=== WHAT THE TASK ASKS ===
The answer should be a single number: how many lines of the entries below hold the word "image".

** Start DATA EXCERPTS **

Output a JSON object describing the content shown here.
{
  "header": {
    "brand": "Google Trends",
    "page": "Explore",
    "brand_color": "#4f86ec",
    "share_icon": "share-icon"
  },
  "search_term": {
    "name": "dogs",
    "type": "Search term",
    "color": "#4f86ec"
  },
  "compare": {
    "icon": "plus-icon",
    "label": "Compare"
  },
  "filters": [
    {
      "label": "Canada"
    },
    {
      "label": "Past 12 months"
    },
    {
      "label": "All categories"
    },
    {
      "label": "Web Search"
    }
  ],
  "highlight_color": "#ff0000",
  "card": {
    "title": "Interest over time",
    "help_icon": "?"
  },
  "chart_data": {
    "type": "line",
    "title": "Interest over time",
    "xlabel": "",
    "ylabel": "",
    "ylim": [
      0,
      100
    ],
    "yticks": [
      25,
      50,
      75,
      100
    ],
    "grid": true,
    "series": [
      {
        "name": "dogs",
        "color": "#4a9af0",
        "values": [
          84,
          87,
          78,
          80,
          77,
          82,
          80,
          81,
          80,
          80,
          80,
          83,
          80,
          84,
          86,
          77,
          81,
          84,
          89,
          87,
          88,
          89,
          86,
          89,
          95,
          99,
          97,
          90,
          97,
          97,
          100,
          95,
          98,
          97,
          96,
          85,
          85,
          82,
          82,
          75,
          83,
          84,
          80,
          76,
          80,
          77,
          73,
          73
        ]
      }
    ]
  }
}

** End DATA EXCERPTS **
** Start DATA EXCERPTS **

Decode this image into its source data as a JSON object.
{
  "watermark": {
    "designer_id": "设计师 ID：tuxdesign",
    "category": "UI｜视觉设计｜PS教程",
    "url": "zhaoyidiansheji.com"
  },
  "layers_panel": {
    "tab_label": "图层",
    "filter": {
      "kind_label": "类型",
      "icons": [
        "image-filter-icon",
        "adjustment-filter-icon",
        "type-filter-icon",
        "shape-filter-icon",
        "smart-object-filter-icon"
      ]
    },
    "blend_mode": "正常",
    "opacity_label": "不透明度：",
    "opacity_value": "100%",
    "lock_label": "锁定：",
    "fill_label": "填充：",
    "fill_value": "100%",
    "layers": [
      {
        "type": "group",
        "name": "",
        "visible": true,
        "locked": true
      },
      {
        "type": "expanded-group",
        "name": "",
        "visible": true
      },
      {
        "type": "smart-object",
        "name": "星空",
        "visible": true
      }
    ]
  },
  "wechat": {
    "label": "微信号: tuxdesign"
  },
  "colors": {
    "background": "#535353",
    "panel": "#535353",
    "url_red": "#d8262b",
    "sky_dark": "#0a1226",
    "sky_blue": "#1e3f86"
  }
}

** End DATA EXCERPTS **
** Start DATA EXCERPTS **

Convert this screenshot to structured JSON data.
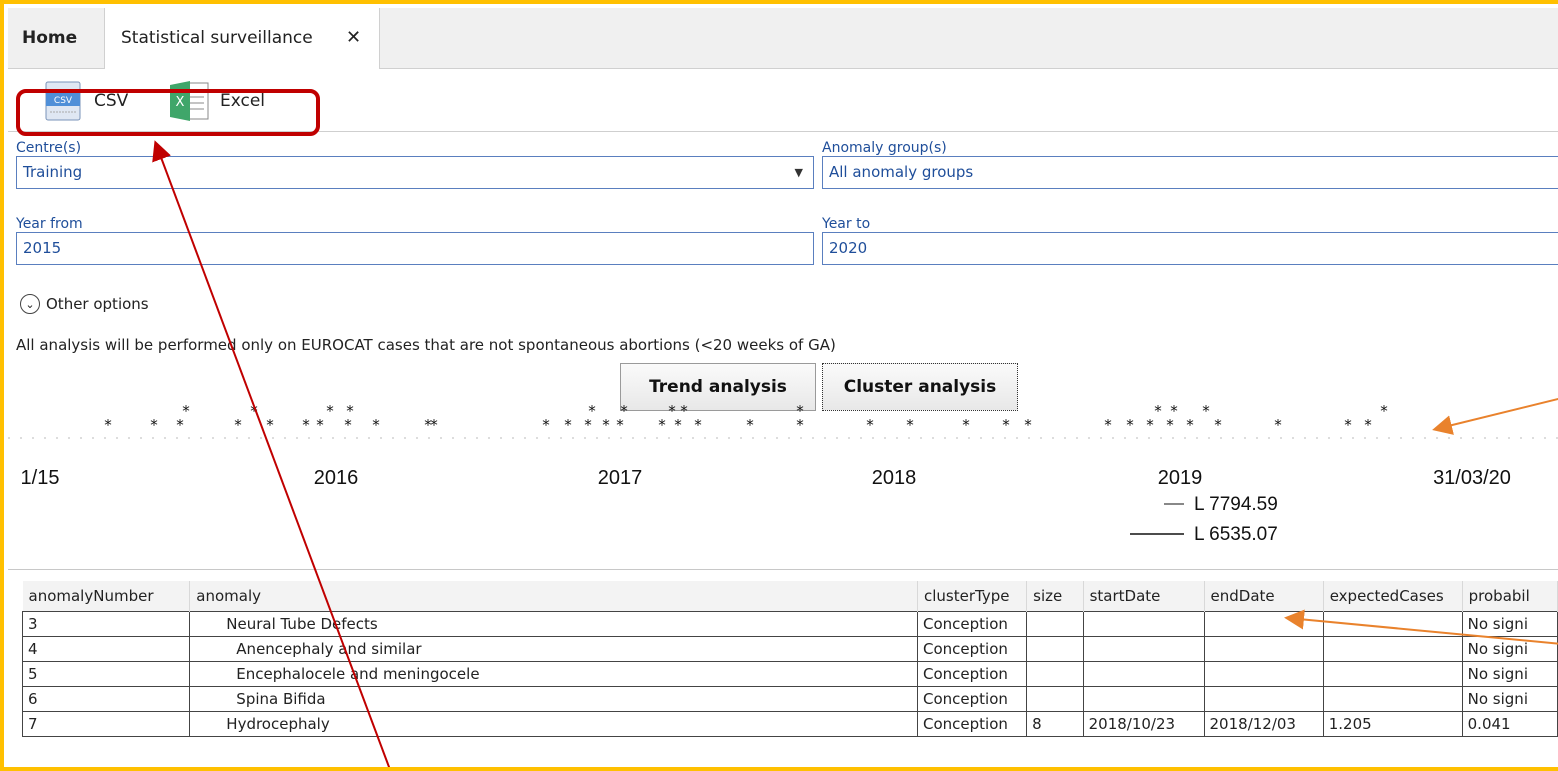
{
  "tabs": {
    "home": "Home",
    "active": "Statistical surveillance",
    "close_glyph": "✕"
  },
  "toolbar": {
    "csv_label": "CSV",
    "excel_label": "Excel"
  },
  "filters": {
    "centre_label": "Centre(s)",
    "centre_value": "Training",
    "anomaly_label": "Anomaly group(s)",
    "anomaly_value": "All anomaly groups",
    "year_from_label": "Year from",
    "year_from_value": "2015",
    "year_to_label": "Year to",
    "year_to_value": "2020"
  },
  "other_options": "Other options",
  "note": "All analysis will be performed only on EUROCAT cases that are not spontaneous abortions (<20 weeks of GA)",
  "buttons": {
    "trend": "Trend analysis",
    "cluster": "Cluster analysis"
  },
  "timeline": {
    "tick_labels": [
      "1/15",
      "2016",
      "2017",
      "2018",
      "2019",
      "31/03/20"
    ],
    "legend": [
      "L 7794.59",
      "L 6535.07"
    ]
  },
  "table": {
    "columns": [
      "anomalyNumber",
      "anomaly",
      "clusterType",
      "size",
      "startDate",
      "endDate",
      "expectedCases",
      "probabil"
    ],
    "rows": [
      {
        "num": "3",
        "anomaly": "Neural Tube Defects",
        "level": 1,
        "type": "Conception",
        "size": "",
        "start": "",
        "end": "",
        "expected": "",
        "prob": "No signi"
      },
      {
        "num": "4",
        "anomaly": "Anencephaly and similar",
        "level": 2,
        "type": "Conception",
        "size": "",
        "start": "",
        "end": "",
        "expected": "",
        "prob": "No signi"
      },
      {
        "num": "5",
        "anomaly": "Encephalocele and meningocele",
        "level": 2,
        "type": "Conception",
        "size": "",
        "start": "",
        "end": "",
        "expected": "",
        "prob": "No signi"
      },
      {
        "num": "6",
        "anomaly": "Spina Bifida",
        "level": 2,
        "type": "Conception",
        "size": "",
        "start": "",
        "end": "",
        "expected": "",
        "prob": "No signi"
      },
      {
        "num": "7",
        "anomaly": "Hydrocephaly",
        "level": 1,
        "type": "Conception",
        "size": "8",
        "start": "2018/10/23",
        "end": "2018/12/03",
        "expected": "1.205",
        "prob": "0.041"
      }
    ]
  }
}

** End DATA EXCERPTS **

=== RESPONSE TO THIS EXERCISE ===
2